#### 本文
=====
【税務の基礎知識(グループ法人税制)】寄附金の損金不算入及び益金不算入
2019/05/17
【寄附金の損金不算入及び益金不算入】
・制度の概要
100%グループ法人間で寄附があった場合には、寄附を行った法人においては全額損金不算入となり、寄附を受けた法人においては全額が益金不算入となり、税務上は寄附に係る損益は認識しません。
なお、当該制度の対象となるのは、法人による100%資本関係がある内国法人間の寄附に限定されますので、100%資本関係がある内国法人間の寄附の全てが対象となるわけではない点には留意が必要です。
・法人による100%資本関係がある法人間の具体例
上述の通り、寄附金の損金不算入及び益金不算入規定の適用は法人による100%資本関係がある法人間の寄附に限定されます。
具体例は以下の通りです。
上記の【例2】についてはC法人とD法人は個人による100%資本関係が成立しているため、グループ法人税制の適用対象となるものの、あくまで個人を頂点とする100%資本関係であり、法人による100%資本関係にはないことから、寄附金の損金不算入規定については適用範囲外ということになります。
・寄附金の損金不算入及び益金不算入規定の適用対象取引
金銭の寄附行為は当然対象となりますが以下のような取引も税務上は寄附行為とみなされますので対象となります。
①資産等の低額及び高額譲渡
法人間の資産等の売買は税務上時価で売買するのが原則です。
従って、時価から乖離した価額で取引を行う場合には、時価と実際の売買価額との差額は税務上寄附として取り扱われます。
②無利子の貸付け
無利子とする合理的な理由がない場合には、本来受け取るべき利息額については税務上寄附として取り扱われます。
③未請求の役務提供取引
本来子会社が行うべき業務(経理業務など)を親会社の従業員が行っているような場合には、当該従業員の人件費のうち本来子会社が行うべき業務を行っている部分については税務上寄附として取り扱われます。
=====
#### 記録一覧
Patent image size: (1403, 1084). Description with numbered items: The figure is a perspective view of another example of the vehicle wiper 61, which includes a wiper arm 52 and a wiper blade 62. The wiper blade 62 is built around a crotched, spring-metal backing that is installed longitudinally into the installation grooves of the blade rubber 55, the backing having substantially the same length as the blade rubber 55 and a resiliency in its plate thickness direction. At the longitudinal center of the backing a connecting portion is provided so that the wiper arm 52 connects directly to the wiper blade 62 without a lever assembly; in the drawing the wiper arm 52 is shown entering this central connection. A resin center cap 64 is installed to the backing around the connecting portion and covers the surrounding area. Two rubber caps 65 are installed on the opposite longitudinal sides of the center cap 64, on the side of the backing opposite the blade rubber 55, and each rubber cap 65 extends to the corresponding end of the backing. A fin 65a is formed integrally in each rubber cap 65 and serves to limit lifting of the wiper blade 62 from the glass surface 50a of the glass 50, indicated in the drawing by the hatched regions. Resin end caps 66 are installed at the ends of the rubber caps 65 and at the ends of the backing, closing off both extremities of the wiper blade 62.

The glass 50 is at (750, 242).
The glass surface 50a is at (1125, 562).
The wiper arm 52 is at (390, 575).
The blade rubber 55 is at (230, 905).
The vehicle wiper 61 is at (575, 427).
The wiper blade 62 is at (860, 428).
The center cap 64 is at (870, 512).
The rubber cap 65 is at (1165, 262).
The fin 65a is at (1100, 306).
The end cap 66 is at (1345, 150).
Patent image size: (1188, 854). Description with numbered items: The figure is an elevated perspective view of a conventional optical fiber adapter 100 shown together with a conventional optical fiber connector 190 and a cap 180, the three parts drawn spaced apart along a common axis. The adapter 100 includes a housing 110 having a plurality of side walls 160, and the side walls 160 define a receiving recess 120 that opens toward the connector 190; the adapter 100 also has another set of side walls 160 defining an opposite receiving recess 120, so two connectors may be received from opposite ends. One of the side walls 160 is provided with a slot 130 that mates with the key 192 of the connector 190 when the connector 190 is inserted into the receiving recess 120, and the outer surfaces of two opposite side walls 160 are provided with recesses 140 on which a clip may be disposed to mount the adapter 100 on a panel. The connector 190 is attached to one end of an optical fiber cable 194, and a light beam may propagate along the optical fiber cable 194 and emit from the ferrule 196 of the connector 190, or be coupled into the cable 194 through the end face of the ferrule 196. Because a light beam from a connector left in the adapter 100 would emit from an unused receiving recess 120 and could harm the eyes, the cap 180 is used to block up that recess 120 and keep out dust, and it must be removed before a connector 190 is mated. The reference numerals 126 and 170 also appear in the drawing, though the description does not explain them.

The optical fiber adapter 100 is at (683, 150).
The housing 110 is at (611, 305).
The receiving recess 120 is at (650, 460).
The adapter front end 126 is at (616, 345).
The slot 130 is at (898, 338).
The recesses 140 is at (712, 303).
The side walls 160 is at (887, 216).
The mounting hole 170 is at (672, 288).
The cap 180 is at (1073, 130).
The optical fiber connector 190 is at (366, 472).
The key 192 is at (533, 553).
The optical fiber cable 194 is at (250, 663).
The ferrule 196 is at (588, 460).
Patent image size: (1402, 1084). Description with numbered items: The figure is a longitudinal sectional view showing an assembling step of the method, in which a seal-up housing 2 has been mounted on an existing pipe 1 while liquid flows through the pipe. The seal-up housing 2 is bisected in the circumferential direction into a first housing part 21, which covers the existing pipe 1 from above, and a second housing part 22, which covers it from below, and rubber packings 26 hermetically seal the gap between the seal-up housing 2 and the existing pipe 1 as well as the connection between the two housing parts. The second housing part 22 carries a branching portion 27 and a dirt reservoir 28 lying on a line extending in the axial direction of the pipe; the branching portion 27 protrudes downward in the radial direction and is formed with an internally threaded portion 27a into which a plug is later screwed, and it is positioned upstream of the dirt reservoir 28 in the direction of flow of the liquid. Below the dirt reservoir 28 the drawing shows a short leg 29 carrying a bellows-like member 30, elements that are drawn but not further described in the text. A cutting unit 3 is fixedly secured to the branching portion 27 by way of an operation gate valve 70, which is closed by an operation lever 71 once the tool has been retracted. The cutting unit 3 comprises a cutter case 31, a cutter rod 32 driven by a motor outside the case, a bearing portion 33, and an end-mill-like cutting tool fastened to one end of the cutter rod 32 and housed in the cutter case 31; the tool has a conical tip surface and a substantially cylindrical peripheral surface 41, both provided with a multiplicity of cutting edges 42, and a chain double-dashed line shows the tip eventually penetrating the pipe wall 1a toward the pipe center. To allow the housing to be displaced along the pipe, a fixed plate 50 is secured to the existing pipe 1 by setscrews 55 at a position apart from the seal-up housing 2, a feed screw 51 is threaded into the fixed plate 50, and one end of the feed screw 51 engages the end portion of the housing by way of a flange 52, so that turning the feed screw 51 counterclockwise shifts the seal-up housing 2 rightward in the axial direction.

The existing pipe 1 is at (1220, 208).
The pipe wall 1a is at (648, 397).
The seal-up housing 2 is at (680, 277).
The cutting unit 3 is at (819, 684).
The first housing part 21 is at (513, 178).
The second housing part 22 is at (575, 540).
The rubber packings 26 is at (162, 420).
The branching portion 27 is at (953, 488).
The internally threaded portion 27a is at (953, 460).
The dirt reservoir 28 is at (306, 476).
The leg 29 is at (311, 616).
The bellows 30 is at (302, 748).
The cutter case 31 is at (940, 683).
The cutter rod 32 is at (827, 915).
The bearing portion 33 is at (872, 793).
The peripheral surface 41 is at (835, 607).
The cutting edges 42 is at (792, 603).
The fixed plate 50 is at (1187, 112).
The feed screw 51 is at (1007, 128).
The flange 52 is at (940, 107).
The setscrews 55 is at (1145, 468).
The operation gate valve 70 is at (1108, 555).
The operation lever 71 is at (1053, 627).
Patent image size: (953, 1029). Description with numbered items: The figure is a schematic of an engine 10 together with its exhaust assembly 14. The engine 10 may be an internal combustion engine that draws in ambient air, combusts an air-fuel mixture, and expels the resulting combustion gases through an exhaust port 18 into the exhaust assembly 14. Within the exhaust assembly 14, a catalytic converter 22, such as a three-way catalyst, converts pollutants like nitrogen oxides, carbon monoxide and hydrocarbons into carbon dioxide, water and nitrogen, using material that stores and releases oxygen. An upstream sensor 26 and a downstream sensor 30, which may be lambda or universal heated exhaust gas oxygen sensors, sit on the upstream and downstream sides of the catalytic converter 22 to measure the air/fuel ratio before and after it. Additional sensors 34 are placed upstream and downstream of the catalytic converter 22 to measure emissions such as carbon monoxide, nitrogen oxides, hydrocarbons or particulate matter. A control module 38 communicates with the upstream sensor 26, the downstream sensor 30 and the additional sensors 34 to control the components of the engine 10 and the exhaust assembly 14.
=====
寄附金の損金不算入及び益金不算入についての本文を、最後の文の後から書き継いでください。

#### 解答
・損金不算入及び益金不算入となった寄附の税務上の取扱い
損金不算入及び益金不算入となった寄附については税務上「社外流出」項目で処理することになるため、譲渡損益調整資産の繰延のように将来取戻しはしません。
・寄附修正
グループ法人税制の適用により寄附金の損金不算入規定及び受贈益の益金不算入規定を適用する場合、当該寄附金及び受贈益は税務上認識しないことになりますが、その分だけ会社としての実態価値は変動していることから、その変動分を調整するために親法人が有する子法人株式の税務上の帳簿価額を修正する「寄附修正」という処理を行う必要があります。
寄附修正により親会社が保有する子会社株式の税務上の帳簿価額(会計上の帳簿価額ではありません)が変動するため、仮に子会社株式を売却する際には課税所得に影響が発生しますので、寄附修正は適正に行っておく必要があります。
(ポイント)
・100%グループ法人間で寄附があった場合には、寄附を行った法人においては全額損金不算入となり、寄附を受けた法人においては全額が益金不算入となり、税務上は寄附に係る損益は認識しない。
・グループ法人税制の適用により寄附金の損金不算入規定及び受贈益の益金不算入規定を適用する場合、親法人が有する子法人株式の税務上の帳簿価額を修正する「寄附修正」という処理を行う必要がある。
(留意点)
・当該制度の対象となるのは、法人による100%資本関係がある内国法人間の寄附に限定されるため、100%資本関係がある内国法人間の寄附の全てが対象となるわけではない点には留意が必要である。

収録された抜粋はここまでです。